Directions for this task - Retype each entry below, keeping every character the same.

Records to process -

## BEGIN

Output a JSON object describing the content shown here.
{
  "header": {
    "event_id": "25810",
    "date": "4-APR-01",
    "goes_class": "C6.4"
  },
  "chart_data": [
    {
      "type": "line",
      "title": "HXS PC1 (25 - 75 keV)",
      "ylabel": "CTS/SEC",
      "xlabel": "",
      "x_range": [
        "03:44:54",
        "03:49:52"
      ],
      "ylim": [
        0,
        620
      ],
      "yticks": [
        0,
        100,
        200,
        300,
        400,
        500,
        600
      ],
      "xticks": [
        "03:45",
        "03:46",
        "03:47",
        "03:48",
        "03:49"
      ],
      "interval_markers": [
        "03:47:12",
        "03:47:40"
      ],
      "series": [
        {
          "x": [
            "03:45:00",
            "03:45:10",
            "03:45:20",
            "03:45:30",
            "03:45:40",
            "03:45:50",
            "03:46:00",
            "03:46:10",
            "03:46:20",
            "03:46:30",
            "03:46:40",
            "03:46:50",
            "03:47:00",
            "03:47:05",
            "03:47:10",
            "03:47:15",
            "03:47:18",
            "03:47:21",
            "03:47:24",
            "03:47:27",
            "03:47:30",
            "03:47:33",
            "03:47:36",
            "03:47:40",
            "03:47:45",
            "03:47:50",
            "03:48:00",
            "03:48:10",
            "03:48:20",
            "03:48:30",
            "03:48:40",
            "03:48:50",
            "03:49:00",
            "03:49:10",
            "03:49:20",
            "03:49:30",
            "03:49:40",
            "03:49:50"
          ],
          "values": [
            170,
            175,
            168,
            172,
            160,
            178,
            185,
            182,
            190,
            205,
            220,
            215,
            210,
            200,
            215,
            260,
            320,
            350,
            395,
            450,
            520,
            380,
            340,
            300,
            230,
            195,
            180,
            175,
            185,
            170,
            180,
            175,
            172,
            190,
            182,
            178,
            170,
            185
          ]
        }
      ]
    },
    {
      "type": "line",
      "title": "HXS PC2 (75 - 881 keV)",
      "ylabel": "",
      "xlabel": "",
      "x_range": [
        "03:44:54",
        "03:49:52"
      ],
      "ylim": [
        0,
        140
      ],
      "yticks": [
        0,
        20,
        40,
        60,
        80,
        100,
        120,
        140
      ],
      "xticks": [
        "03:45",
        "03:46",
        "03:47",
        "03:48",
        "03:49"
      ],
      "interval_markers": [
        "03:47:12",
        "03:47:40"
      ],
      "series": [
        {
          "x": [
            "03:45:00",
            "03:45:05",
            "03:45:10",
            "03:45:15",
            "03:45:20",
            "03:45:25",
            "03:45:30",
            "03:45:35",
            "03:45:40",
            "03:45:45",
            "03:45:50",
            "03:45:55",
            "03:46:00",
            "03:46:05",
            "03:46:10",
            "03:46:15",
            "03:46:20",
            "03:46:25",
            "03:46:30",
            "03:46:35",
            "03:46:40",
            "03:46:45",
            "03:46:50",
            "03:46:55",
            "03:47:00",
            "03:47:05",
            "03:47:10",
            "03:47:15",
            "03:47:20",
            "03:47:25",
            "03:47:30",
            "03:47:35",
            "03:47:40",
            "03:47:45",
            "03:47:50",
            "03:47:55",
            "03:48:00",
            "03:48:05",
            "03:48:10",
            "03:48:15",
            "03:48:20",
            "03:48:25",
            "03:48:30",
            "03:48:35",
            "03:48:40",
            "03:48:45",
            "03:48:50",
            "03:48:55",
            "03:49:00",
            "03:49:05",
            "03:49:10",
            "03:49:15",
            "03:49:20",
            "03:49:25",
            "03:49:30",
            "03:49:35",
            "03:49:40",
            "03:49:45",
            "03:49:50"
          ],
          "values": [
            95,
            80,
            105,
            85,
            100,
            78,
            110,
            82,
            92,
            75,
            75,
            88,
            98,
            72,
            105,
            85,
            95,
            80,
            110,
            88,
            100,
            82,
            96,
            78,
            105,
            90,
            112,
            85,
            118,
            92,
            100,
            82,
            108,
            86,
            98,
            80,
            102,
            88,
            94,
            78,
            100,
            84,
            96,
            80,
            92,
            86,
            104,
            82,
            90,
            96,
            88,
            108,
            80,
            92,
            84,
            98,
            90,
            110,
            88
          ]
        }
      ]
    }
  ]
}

## END

Finished answer -
Output a JSON object describing the content shown here.
{
  "header": {
    "event_id": "25810",
    "date": "4-APR-01",
    "goes_class": "C6.4"
  },
  "chart_data": [
    {
      "type": "line",
      "title": "HXS PC1 (25 - 75 keV)",
      "ylabel": "CTS/SEC",
      "xlabel": "",
      "x_range": [
        "03:44:54",
        "03:49:52"
      ],
      "ylim": [
        0,
        620
      ],
      "yticks": [
        0,
        100,
        200,
        300,
        400,
        500,
        600
      ],
      "xticks": [
        "03:45",
        "03:46",
        "03:47",
        "03:48",
        "03:49"
      ],
      "interval_markers": [
        "03:47:12",
        "03:47:40"
      ],
      "series": [
        {
          "x": [
            "03:45:00",
            "03:45:10",
            "03:45:20",
            "03:45:30",
            "03:45:40",
            "03:45:50",
            "03:46:00",
            "03:46:10",
            "03:46:20",
            "03:46:30",
            "03:46:40",
            "03:46:50",
            "03:47:00",
            "03:47:05",
            "03:47:10",
            "03:47:15",
            "03:47:18",
            "03:47:21",
            "03:47:24",
            "03:47:27",
            "03:47:30",
            "03:47:33",
            "03:47:36",
            "03:47:40",
            "03:47:45",
            "03:47:50",
            "03:48:00",
            "03:48:10",
            "03:48:20",
            "03:48:30",
            "03:48:40",
            "03:48:50",
            "03:49:00",
            "03:49:10",
            "03:49:20",
            "03:49:30",
            "03:49:40",
            "03:49:50"
          ],
          "values": [
            170,
            175,
            168,
            172,
            160,
            178,
            185,
            182,
            190,
            205,
            220,
            215,
            210,
            200,
            215,
            260,
            320,
            350,
            395,
            450,
            520,
            380,
            340,
            300,
            230,
            195,
            180,
            175,
            185,
            170,
            180,
            175,
            172,
            190,
            182,
            178,
            170,
            185
          ]
        }
      ]
    },
    {
      "type": "line",
      "title": "HXS PC2 (75 - 881 keV)",
      "ylabel": "",
      "xlabel": "",
      "x_range": [
        "03:44:54",
        "03:49:52"
      ],
      "ylim": [
        0,
        140
      ],
      "yticks": [
        0,
        20,
        40,
        60,
        80,
        100,
        120,
        140
      ],
      "xticks": [
        "03:45",
        "03:46",
        "03:47",
        "03:48",
        "03:49"
      ],
      "interval_markers": [
        "03:47:12",
        "03:47:40"
      ],
      "series": [
        {
          "x": [
            "03:45:00",
            "03:45:05",
            "03:45:10",
            "03:45:15",
            "03:45:20",
            "03:45:25",
            "03:45:30",
            "03:45:35",
            "03:45:40",
            "03:45:45",
            "03:45:50",
            "03:45:55",
            "03:46:00",
            "03:46:05",
            "03:46:10",
            "03:46:15",
            "03:46:20",
            "03:46:25",
            "03:46:30",
            "03:46:35",
            "03:46:40",
            "03:46:45",
            "03:46:50",
            "03:46:55",
            "03:47:00",
            "03:47:05",
            "03:47:10",
            "03:47:15",
            "03:47:20",
            "03:47:25",
            "03:47:30",
            "03:47:35",
            "03:47:40",
            "03:47:45",
            "03:47:50",
            "03:47:55",
            "03:48:00",
            "03:48:05",
            "03:48:10",
            "03:48:15",
            "03:48:20",
            "03:48:25",
            "03:48:30",
            "03:48:35",
            "03:48:40",
            "03:48:45",
            "03:48:50",
            "03:48:55",
            "03:49:00",
            "03:49:05",
            "03:49:10",
            "03:49:15",
            "03:49:20",
            "03:49:25",
            "03:49:30",
            "03:49:35",
            "03:49:40",
            "03:49:45",
            "03:49:50"
          ],
          "values": [
            95,
            80,
            105,
            85,
            100,
            78,
            110,
            82,
            92,
            75,
            75,
            88,
            98,
            72,
            105,
            85,
            95,
            80,
            110,
            88,
            100,
            82,
            96,
            78,
            105,
            90,
            112,
            85,
            118,
            92,
            100,
            82,
            108,
            86,
            98,
            80,
            102,
            88,
            94,
            78,
            100,
            84,
            96,
            80,
            92,
            86,
            104,
            82,
            90,
            96,
            88,
            108,
            80,
            92,
            84,
            98,
            90,
            110,
            88
          ]
        }
      ]
    }
  ]
}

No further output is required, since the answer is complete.